§ **YOUR GOAL**:
Find every line in the records that holds the string "советские". Copy each one.
════════
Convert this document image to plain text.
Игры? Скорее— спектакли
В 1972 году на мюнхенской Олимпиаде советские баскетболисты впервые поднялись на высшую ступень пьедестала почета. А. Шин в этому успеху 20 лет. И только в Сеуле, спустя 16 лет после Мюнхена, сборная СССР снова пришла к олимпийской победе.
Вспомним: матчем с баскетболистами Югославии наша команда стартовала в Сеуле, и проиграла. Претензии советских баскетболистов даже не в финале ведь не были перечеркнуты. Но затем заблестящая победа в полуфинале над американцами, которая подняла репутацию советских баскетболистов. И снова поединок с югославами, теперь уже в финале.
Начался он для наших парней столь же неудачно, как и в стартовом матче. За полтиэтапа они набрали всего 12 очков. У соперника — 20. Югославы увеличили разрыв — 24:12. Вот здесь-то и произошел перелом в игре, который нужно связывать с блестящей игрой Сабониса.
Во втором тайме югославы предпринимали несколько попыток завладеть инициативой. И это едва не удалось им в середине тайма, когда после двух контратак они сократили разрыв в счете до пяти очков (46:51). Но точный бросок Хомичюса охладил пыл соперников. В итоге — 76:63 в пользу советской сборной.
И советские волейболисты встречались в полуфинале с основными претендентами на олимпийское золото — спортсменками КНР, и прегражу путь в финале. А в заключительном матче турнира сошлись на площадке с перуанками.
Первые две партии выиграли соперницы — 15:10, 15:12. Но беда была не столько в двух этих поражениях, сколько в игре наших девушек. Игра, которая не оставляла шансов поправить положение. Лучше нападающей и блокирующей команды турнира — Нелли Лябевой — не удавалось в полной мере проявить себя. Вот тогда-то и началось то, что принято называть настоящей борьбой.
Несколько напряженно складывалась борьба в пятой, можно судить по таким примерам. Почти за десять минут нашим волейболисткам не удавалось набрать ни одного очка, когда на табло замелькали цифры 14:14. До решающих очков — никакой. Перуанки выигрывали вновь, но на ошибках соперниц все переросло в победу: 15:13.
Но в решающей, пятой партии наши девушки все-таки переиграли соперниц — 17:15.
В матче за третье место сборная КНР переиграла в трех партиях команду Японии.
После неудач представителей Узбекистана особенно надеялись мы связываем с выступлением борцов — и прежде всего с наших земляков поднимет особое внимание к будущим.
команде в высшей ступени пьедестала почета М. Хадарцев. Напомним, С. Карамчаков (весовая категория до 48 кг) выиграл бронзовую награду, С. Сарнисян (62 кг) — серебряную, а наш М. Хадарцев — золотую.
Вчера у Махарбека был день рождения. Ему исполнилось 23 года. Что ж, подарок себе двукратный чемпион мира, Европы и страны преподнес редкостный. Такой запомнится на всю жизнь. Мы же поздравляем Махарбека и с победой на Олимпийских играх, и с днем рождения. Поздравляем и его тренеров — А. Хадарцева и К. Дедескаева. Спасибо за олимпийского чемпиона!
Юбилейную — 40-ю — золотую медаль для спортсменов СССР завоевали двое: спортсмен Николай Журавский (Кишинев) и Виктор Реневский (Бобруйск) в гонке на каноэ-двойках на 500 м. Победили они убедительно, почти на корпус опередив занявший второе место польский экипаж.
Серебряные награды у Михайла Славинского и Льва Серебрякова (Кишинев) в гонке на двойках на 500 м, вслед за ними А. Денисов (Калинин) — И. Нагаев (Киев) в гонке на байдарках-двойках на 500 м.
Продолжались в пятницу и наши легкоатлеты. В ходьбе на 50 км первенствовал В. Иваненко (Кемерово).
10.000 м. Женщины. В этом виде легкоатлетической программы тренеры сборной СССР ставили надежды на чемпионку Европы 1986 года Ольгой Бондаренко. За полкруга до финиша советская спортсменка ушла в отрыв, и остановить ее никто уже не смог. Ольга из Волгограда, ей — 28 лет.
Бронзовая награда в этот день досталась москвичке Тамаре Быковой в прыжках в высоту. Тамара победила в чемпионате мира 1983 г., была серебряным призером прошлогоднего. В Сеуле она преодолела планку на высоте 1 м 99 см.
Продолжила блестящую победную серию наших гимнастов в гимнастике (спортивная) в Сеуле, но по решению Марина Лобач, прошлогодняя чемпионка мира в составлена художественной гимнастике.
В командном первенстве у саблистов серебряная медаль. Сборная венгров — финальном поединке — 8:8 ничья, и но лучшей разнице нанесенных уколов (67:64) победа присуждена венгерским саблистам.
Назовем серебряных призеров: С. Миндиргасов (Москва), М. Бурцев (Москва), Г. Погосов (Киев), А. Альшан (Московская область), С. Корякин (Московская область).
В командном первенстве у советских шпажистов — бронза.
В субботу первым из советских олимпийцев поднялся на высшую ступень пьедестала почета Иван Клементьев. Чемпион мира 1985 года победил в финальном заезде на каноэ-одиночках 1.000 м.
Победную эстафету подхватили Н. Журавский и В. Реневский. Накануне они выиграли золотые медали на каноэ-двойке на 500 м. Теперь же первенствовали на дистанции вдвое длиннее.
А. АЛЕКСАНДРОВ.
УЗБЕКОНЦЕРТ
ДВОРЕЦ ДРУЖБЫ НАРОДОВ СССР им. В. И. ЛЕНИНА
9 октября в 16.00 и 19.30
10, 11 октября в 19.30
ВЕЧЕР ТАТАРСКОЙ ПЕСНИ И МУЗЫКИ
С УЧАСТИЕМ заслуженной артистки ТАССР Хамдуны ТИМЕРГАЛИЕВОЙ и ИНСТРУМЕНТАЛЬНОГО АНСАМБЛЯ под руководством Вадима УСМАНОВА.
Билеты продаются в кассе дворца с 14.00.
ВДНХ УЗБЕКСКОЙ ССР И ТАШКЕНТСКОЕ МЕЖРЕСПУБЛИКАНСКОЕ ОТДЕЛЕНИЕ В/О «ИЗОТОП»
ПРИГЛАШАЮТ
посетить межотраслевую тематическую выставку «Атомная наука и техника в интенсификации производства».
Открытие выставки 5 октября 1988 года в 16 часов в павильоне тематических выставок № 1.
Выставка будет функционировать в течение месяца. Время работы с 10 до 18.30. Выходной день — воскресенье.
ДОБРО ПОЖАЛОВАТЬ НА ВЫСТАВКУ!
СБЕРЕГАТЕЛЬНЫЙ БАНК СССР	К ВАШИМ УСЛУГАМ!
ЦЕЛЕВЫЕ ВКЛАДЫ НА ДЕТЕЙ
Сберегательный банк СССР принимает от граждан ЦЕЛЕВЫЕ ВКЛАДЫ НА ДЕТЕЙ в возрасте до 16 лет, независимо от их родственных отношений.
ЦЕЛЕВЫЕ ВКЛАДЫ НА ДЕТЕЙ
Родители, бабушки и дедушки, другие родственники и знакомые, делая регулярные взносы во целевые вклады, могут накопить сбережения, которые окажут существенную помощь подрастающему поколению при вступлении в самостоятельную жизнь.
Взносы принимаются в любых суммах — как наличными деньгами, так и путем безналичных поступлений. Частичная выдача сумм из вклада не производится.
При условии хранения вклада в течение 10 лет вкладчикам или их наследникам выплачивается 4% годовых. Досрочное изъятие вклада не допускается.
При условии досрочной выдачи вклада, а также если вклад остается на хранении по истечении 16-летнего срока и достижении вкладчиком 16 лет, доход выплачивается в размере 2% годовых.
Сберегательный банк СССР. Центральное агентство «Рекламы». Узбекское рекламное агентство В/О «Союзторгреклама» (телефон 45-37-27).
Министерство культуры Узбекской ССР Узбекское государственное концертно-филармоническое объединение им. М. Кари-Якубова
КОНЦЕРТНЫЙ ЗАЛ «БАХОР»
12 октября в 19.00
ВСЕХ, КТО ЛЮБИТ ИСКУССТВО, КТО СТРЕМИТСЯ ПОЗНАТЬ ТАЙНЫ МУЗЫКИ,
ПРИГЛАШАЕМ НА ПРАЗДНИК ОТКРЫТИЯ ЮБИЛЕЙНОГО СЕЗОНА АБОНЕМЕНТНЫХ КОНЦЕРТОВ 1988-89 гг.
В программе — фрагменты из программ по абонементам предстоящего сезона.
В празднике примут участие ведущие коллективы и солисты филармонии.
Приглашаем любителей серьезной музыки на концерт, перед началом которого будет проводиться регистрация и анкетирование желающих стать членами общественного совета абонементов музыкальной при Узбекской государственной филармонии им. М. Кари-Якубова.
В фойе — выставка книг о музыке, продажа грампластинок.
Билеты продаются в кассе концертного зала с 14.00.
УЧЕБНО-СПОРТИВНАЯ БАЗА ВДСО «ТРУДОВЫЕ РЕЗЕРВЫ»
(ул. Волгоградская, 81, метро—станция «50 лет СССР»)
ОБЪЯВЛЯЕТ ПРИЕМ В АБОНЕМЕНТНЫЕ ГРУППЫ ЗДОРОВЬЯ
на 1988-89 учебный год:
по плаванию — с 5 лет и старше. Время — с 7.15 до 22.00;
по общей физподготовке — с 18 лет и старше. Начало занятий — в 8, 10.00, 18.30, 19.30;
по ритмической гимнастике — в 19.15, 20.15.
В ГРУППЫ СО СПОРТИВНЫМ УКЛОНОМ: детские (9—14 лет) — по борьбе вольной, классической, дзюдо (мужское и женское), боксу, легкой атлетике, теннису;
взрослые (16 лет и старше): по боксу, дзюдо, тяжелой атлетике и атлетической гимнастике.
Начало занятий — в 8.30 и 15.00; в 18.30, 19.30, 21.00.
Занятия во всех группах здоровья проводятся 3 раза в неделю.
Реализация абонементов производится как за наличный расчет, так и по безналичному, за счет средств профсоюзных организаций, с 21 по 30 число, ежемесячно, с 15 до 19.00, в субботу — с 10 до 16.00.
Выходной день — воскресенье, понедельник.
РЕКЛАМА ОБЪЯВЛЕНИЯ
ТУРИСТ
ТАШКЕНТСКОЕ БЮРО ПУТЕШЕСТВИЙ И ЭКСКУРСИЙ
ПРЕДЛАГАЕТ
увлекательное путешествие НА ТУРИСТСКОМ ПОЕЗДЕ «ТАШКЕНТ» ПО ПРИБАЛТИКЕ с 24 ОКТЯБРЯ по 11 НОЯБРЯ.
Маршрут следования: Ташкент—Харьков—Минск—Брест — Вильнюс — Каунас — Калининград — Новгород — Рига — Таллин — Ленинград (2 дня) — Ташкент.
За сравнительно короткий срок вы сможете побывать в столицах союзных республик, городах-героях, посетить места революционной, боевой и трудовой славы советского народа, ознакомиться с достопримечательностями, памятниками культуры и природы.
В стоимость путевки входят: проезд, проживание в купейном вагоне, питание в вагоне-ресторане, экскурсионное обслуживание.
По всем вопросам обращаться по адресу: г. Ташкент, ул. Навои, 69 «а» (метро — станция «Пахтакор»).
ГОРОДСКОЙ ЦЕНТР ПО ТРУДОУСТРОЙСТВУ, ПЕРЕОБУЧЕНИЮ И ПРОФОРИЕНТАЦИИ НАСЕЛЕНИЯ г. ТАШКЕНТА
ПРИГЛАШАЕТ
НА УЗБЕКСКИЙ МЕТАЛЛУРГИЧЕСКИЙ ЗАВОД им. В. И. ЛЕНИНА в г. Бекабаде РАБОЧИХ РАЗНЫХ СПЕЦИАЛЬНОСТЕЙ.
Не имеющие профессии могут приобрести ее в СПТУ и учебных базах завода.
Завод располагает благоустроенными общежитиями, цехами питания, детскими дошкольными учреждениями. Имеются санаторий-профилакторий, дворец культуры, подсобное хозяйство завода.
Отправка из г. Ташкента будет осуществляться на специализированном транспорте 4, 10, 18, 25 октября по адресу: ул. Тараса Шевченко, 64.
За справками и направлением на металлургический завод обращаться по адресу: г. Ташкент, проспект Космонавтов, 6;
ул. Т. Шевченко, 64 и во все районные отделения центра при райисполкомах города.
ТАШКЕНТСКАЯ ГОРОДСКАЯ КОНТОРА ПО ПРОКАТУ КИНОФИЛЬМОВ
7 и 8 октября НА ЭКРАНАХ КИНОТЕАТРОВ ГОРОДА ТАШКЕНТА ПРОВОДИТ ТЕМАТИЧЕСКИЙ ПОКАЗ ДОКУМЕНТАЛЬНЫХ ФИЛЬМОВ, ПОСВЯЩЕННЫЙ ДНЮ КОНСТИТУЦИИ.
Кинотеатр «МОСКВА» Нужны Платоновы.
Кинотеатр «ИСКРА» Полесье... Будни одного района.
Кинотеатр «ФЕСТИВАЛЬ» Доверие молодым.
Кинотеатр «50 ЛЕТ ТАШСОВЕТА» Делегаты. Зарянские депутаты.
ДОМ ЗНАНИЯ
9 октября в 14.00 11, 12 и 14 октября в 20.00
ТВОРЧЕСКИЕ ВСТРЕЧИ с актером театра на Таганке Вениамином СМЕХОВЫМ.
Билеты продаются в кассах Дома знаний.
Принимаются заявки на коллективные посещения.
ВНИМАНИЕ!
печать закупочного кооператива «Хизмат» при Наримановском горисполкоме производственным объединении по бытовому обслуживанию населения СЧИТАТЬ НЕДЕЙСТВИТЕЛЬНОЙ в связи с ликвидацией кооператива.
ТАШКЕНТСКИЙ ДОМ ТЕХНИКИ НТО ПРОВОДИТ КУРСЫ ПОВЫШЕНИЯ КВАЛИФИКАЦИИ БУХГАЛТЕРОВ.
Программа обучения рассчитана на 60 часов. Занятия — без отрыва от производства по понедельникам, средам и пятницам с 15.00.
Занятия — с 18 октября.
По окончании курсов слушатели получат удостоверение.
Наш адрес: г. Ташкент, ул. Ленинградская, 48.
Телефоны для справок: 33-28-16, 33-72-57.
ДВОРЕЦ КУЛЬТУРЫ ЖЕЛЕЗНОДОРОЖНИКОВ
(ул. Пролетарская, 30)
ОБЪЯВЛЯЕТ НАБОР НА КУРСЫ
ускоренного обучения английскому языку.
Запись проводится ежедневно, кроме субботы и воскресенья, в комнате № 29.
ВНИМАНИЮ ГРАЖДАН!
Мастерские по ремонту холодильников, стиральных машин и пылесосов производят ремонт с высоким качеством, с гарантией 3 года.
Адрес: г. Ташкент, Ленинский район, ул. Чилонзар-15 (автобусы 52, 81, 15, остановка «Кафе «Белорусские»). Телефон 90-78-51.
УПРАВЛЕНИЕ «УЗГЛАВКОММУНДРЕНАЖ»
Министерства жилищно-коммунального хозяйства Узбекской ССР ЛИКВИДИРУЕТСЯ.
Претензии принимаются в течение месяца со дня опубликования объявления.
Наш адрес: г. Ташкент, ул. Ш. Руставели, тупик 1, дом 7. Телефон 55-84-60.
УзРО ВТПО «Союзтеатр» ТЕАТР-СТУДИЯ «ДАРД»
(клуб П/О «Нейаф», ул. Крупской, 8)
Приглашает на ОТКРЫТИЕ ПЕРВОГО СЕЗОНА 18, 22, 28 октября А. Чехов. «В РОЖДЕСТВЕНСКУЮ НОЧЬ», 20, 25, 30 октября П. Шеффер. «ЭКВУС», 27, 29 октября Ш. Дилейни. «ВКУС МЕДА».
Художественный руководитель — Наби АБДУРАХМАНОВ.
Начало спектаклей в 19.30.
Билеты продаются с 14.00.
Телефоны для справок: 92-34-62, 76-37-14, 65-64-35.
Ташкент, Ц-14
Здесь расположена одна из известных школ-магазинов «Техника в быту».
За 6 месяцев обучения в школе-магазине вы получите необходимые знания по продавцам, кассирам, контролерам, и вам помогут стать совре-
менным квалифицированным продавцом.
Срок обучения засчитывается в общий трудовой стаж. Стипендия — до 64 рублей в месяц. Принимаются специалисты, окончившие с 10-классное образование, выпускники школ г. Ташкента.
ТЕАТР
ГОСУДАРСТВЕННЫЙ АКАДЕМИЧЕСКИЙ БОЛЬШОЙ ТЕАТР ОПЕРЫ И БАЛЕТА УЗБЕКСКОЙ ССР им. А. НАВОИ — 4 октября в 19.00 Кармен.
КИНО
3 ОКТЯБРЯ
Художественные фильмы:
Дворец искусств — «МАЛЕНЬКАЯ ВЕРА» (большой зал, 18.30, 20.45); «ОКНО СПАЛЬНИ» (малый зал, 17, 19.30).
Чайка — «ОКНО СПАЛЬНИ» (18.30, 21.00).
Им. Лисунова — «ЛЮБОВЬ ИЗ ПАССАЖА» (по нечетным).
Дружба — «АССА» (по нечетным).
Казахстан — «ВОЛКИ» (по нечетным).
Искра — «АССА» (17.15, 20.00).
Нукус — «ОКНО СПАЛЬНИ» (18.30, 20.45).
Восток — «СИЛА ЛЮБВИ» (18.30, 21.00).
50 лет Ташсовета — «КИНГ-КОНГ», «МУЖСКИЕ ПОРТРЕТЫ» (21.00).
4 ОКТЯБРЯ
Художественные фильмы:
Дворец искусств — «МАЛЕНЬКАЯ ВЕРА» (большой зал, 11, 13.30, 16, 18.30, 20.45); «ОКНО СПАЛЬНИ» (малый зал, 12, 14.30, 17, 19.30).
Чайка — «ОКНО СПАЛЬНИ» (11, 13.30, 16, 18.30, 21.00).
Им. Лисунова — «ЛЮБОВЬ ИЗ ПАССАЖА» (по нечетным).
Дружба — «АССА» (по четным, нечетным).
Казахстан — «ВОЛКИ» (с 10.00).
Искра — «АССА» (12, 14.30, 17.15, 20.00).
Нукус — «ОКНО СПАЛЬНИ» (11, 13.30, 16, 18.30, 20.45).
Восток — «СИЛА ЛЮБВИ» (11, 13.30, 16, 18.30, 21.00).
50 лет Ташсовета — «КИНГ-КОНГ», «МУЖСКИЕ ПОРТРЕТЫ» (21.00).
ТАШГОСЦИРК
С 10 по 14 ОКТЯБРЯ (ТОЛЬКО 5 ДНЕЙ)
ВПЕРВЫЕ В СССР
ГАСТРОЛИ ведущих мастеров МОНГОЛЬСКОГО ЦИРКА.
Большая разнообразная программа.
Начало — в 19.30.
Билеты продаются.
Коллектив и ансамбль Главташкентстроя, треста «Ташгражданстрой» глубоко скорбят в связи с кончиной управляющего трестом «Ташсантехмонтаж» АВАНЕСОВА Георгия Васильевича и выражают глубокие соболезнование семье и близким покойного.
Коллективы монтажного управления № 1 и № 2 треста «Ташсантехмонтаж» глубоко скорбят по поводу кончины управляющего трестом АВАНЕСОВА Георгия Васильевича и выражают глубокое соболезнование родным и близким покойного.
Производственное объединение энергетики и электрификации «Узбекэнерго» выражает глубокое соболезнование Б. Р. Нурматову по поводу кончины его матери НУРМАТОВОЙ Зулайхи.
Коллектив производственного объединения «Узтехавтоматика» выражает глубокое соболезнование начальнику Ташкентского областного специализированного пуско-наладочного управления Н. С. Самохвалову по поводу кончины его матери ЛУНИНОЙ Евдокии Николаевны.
════════
§ **THE RESULT**:
В 1972 году на мюнхенской Олимпиаде советские баскетболисты впервые поднялись на высшую ступень пьедестала почета. А. Шин в этому успеху 20 лет. И только в Сеуле, спустя 16 лет после Мюнхена, сборная СССР снова пришла к олимпийской победе.
И советские волейболисты встречались в полуфинале с основными претендентами на олимпийское золото — спортсменками КНР, и прегражу путь в финале. А в заключительном матче турнира сошлись на площадке с перуанками.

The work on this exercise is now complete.